» **Exercise directions**: From the entries below, copy every line where the string "Skift" appears.

» **Stored data**:
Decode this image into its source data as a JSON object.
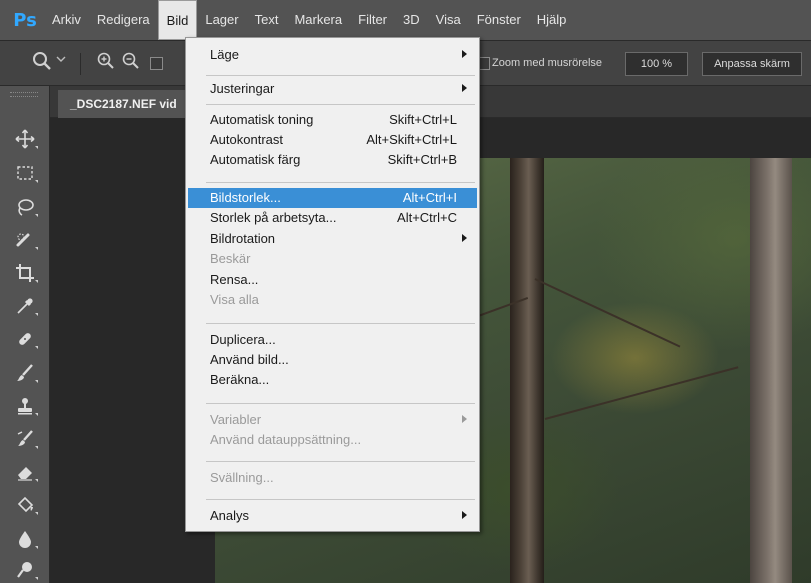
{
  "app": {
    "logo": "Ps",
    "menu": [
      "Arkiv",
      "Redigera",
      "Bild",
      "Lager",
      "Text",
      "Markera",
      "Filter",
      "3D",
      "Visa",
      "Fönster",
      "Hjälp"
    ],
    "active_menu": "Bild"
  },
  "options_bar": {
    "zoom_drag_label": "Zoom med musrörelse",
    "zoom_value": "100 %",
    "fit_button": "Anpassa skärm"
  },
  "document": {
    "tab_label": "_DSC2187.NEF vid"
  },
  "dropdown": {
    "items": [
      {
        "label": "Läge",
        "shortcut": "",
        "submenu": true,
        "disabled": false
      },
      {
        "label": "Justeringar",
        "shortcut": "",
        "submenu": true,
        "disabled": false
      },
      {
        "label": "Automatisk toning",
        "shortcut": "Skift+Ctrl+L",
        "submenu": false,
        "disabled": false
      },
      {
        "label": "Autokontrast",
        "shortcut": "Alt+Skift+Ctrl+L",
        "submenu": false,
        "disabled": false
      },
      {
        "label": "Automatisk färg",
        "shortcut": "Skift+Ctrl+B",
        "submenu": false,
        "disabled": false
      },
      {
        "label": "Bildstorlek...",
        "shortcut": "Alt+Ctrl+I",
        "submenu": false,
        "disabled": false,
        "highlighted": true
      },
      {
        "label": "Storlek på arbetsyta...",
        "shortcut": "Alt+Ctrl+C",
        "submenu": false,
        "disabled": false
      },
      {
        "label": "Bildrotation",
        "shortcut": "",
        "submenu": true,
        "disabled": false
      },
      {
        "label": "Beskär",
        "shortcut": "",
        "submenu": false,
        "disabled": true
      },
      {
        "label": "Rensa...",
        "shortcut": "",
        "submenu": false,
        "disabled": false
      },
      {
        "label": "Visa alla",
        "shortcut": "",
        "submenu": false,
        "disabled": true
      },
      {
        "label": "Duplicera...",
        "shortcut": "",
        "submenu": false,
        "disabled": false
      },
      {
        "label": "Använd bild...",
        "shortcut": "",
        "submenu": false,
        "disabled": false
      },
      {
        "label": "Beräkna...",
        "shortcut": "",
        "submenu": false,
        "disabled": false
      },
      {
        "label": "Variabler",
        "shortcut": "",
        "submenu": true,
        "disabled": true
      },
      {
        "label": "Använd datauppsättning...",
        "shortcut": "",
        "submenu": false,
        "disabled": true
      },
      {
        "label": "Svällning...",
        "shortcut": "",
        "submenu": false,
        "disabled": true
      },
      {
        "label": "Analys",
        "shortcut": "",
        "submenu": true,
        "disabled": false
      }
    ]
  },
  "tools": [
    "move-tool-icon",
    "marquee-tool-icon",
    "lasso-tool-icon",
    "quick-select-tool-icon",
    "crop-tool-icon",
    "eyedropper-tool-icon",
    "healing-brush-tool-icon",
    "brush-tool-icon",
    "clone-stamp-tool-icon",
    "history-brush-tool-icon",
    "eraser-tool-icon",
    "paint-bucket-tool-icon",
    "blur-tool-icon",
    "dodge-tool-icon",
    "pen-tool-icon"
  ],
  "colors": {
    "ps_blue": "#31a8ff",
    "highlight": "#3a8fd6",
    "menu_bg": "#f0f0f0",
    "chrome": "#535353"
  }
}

---

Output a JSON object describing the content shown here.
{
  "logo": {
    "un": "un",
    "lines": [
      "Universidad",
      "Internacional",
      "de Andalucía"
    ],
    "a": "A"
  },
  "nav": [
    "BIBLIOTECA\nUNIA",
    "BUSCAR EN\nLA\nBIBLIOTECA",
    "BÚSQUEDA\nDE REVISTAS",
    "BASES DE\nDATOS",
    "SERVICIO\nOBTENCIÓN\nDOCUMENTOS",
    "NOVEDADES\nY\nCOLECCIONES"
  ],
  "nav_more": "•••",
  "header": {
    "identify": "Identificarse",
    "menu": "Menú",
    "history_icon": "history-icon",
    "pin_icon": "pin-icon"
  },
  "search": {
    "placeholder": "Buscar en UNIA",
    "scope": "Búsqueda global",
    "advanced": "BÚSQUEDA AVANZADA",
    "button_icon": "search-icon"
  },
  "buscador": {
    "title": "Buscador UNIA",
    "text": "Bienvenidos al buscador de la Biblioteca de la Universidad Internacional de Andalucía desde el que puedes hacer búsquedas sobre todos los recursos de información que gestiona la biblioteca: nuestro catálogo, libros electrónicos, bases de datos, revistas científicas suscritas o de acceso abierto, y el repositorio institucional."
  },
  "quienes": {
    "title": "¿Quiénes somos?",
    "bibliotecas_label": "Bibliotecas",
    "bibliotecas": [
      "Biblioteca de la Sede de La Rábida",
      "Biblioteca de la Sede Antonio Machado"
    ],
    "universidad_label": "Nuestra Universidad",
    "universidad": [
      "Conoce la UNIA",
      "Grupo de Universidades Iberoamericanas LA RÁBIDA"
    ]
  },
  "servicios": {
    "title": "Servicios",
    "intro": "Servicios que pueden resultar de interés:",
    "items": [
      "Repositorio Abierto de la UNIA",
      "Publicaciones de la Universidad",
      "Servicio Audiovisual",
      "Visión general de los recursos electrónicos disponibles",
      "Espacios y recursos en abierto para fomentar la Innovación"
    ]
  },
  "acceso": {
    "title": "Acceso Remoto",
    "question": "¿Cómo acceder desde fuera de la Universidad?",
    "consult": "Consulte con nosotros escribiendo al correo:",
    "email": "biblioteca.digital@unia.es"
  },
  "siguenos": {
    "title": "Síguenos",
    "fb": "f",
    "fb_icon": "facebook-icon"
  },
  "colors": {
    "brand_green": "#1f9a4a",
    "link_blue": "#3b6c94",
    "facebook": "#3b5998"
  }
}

» **Task output**:
        "shortcut": "Skift+Ctrl+L",
        "shortcut": "Alt+Skift+Ctrl+L",
        "shortcut": "Skift+Ctrl+B",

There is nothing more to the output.